> **Exercise**
Every line that contains the word "Sauce" should be copied.

> **Information given**
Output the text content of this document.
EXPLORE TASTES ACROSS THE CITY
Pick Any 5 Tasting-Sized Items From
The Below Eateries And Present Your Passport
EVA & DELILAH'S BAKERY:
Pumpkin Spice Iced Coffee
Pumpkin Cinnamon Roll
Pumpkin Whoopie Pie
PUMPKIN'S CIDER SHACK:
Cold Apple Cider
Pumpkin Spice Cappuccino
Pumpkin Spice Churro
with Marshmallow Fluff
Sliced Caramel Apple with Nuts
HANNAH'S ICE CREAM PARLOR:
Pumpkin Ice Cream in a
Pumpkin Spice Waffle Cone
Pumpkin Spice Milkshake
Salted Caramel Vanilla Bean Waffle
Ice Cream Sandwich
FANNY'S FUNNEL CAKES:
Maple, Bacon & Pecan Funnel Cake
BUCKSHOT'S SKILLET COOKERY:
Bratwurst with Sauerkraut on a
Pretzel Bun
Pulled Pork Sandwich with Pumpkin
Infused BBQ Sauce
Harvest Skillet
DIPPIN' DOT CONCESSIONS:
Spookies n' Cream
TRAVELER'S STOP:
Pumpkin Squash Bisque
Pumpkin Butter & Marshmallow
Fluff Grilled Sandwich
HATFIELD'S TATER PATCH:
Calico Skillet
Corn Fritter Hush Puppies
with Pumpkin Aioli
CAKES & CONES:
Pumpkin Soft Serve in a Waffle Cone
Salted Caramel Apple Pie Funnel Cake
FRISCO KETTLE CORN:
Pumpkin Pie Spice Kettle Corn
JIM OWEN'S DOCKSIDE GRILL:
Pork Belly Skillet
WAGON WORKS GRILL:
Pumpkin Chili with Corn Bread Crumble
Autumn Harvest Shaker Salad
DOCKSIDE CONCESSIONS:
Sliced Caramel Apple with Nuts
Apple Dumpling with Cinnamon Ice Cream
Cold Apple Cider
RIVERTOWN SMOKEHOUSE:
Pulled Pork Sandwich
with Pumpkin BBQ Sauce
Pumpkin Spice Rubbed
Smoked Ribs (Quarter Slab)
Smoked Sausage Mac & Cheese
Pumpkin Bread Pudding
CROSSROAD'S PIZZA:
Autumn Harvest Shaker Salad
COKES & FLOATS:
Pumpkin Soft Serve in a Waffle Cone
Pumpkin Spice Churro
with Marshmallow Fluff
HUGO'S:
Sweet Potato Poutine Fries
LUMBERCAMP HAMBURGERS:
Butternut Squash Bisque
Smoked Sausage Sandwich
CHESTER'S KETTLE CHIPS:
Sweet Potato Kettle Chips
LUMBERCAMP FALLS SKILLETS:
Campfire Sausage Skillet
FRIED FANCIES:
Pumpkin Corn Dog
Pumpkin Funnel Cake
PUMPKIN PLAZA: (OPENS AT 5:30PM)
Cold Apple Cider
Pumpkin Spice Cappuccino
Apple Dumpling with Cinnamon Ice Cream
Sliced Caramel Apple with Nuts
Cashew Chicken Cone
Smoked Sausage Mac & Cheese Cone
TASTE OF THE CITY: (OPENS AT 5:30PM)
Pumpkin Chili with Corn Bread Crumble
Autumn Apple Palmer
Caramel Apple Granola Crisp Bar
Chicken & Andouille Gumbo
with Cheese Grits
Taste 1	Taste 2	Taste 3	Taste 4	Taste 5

> **Answer to the task**
Infused BBQ Sauce
with Pumpkin BBQ Sauce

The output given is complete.